REQUIRED WORK:
Pull out every line with the word "general".

MATERIAL PROVIDED:
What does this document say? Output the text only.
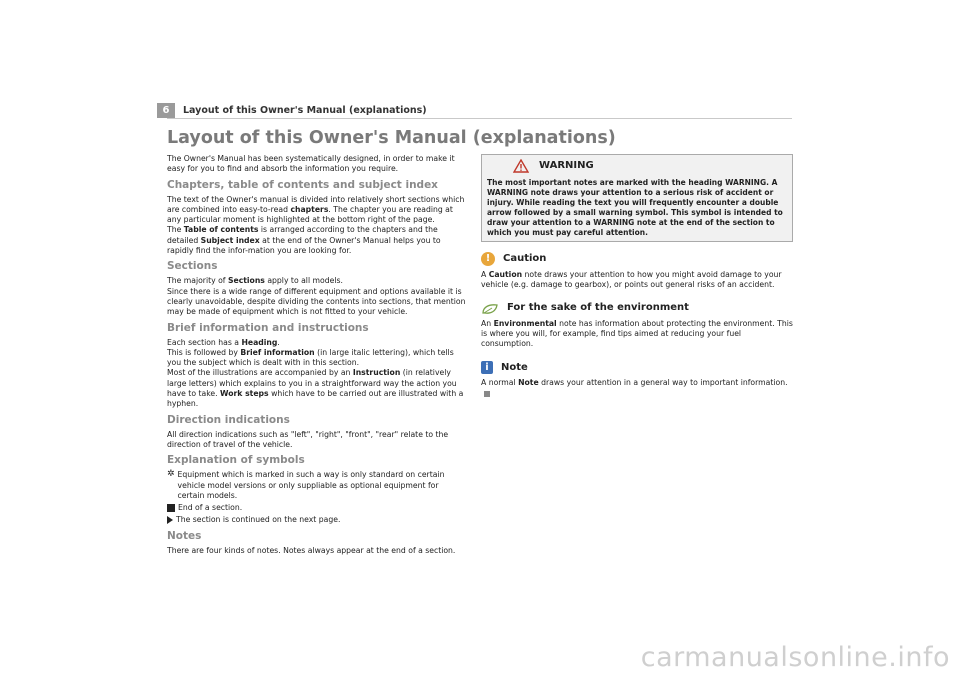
6	Layout of this Owner's Manual (explanations)
Layout of this Owner's Manual (explanations)

The Owner's Manual has been systematically designed, in order to make it easy for you to find and absorb the information you require.

Chapters, table of contents and subject index

The text of the Owner's manual is divided into relatively short sections which are combined into easy-to-read chapters. The chapter you are reading at any particular moment is highlighted at the bottom right of the page.

The Table of contents is arranged according to the chapters and the detailed Subject index at the end of the Owner's Manual helps you to rapidly find the infor-mation you are looking for.

Sections

The majority of Sections apply to all models.

Since there is a wide range of different equipment and options available it is clearly unavoidable, despite dividing the contents into sections, that mention may be made of equipment which is not fitted to your vehicle.

Brief information and instructions

Each section has a Heading.

This is followed by Brief information (in large italic lettering), which tells you the subject which is dealt with in this section.

Most of the illustrations are accompanied by an Instruction (in relatively large letters) which explains to you in a straightforward way the action you have to take. Work steps which have to be carried out are illustrated with a hyphen.

Direction indications

All direction indications such as "left", "right", "front", "rear" relate to the direction of travel of the vehicle.

Explanation of symbols
✲ Equipment which is marked in such a way is only standard on certain vehicle model versions or only suppliable as optional equipment for certain models.
End of a section.
The section is continued on the next page.
Notes

There are four kinds of notes. Notes always appear at the end of a section.

WARNING
The most important notes are marked with the heading WARNING. A WARNING note draws your attention to a serious risk of accident or injury. While reading the text you will frequently encounter a double arrow followed by a small warning symbol. This symbol is intended to draw your attention to a WARNING note at the end of the section to which you must pay careful attention.
!	Caution

A Caution note draws your attention to how you might avoid damage to your vehicle (e.g. damage to gearbox), or points out general risks of an accident.

For the sake of the environment

An Environmental note has information about protecting the environment. This is where you will, for example, find tips aimed at reducing your fuel consumption.

i	Note

A normal Note draws your attention in a general way to important information.

carmanualsonline.info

EXERCISE RESULT:
A Caution note draws your attention to how you might avoid damage to your vehicle (e.g. damage to gearbox), or points out general risks of an accident.
A normal Note draws your attention in a general way to important information.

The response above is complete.